### Written request:
Return the data exactly, with all pictures removed.

### Dataset records on visual material:
· · ·

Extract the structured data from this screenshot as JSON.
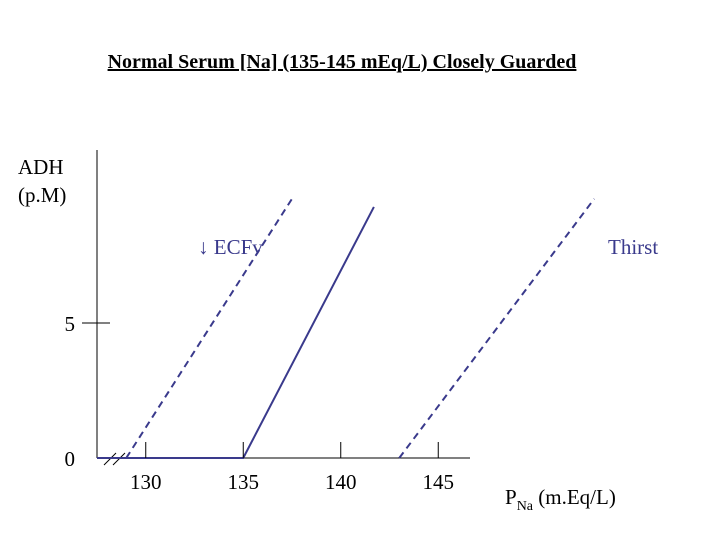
{
  "chart_data": {
    "type": "line",
    "title": "Normal Serum [Na] (135-145 mEq/L) Closely Guarded",
    "ylabel_line1": "ADH",
    "ylabel_line2": "(p.M)",
    "xlabel_main": "P",
    "xlabel_sub": "Na",
    "xlabel_units": " (m.Eq/L)",
    "x_ticks": [
      130,
      135,
      140,
      145
    ],
    "y_ticks": [
      0,
      5
    ],
    "xlim": [
      127.5,
      150
    ],
    "ylim": [
      0,
      10.5
    ],
    "axis_break": true,
    "annotations": {
      "ecfv": "↓ ECFv",
      "thirst": "Thirst"
    },
    "series": [
      {
        "style": "dashed",
        "points": [
          [
            129,
            0
          ],
          [
            137.5,
            9.6
          ]
        ]
      },
      {
        "style": "solid",
        "points": [
          [
            127.5,
            0
          ],
          [
            135,
            0
          ],
          [
            141.7,
            9.3
          ]
        ]
      },
      {
        "style": "dashed",
        "points": [
          [
            143,
            0
          ],
          [
            153,
            9.6
          ]
        ]
      }
    ],
    "colors": {
      "line": "#3a3a8c",
      "axis": "#000000"
    }
  }
}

· · ·

### Exercise output:
Extract the structured data from this screenshot as JSON.
{
  "chart_data": {
    "type": "line",
    "title": "Normal Serum [Na] (135-145 mEq/L) Closely Guarded",
    "ylabel_line1": "ADH",
    "ylabel_line2": "(p.M)",
    "xlabel_main": "P",
    "xlabel_sub": "Na",
    "xlabel_units": " (m.Eq/L)",
    "x_ticks": [
      130,
      135,
      140,
      145
    ],
    "y_ticks": [
      0,
      5
    ],
    "xlim": [
      127.5,
      150
    ],
    "ylim": [
      0,
      10.5
    ],
    "axis_break": true,
    "annotations": {
      "ecfv": "↓ ECFv",
      "thirst": "Thirst"
    },
    "series": [
      {
        "style": "dashed",
        "points": [
          [
            129,
            0
          ],
          [
            137.5,
            9.6
          ]
        ]
      },
      {
        "style": "solid",
        "points": [
          [
            127.5,
            0
          ],
          [
            135,
            0
          ],
          [
            141.7,
            9.3
          ]
        ]
      },
      {
        "style": "dashed",
        "points": [
          [
            143,
            0
          ],
          [
            153,
            9.6
          ]
        ]
      }
    ],
    "colors": {
      "line": "#3a3a8c",
      "axis": "#000000"
    }
  }
}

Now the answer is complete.